WHAT TO DO:
Gather from the listing below each line that includes the word "nativitet", and copy it.

>>>

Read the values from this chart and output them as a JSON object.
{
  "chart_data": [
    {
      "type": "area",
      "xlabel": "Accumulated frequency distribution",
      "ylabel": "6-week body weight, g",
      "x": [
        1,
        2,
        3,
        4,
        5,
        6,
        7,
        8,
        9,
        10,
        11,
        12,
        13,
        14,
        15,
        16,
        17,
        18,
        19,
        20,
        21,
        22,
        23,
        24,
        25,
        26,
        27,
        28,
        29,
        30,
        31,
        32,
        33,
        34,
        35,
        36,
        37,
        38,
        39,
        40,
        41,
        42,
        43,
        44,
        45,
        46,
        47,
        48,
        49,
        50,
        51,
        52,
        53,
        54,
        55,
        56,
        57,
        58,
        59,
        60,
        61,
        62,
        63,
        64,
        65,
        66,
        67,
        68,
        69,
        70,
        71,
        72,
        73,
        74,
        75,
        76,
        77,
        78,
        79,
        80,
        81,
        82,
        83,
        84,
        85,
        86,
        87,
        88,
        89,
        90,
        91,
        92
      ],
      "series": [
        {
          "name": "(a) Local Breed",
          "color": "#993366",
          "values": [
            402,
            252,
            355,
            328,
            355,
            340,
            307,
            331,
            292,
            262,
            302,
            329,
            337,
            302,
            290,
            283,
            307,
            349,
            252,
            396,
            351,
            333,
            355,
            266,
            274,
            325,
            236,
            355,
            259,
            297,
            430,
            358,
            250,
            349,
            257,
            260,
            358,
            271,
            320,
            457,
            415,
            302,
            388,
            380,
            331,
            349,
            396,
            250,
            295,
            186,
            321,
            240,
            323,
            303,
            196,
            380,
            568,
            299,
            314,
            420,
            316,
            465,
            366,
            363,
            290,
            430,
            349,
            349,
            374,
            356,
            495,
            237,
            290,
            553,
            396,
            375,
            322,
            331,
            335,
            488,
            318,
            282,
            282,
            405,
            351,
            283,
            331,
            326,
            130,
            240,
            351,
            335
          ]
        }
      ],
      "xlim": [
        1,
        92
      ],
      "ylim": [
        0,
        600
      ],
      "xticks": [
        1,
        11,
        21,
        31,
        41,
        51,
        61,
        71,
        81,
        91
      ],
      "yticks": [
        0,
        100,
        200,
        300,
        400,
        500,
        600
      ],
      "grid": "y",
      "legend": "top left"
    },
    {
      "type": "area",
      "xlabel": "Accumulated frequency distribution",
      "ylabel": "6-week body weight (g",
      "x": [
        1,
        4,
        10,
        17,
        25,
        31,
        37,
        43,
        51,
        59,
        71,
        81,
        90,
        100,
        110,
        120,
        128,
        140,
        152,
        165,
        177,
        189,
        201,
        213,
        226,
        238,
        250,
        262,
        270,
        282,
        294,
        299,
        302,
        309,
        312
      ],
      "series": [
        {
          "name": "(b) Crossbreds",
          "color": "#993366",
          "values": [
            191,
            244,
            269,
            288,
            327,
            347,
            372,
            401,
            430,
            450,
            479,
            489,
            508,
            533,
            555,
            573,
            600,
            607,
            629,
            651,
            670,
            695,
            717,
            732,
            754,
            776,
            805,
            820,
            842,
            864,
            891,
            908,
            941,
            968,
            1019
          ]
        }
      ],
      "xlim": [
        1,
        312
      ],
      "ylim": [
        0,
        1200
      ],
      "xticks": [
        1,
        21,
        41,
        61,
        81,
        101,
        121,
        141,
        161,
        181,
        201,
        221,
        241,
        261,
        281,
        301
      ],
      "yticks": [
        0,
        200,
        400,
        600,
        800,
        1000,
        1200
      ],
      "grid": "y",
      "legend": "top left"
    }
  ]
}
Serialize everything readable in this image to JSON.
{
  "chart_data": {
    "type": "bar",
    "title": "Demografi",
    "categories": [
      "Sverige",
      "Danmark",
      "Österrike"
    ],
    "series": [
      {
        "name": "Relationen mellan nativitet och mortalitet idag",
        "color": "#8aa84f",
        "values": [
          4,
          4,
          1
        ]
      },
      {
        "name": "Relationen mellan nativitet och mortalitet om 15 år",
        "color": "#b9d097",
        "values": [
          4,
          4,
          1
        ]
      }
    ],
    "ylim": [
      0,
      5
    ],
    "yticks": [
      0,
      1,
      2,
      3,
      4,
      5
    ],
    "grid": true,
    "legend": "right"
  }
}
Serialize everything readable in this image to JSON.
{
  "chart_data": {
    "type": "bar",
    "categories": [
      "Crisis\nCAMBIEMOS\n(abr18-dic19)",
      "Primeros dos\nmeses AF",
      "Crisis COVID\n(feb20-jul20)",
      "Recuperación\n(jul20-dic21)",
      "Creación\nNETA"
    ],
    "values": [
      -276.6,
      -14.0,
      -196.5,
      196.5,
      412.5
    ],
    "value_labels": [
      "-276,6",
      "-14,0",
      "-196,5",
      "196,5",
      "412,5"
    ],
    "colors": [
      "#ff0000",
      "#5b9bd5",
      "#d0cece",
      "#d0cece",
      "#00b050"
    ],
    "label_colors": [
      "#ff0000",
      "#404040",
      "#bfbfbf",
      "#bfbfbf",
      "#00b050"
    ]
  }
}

<<<

THE COMPLETED TASK:
        "name": "Relationen mellan nativitet och mortalitet idag",
        "name": "Relationen mellan nativitet och mortalitet om 15 år",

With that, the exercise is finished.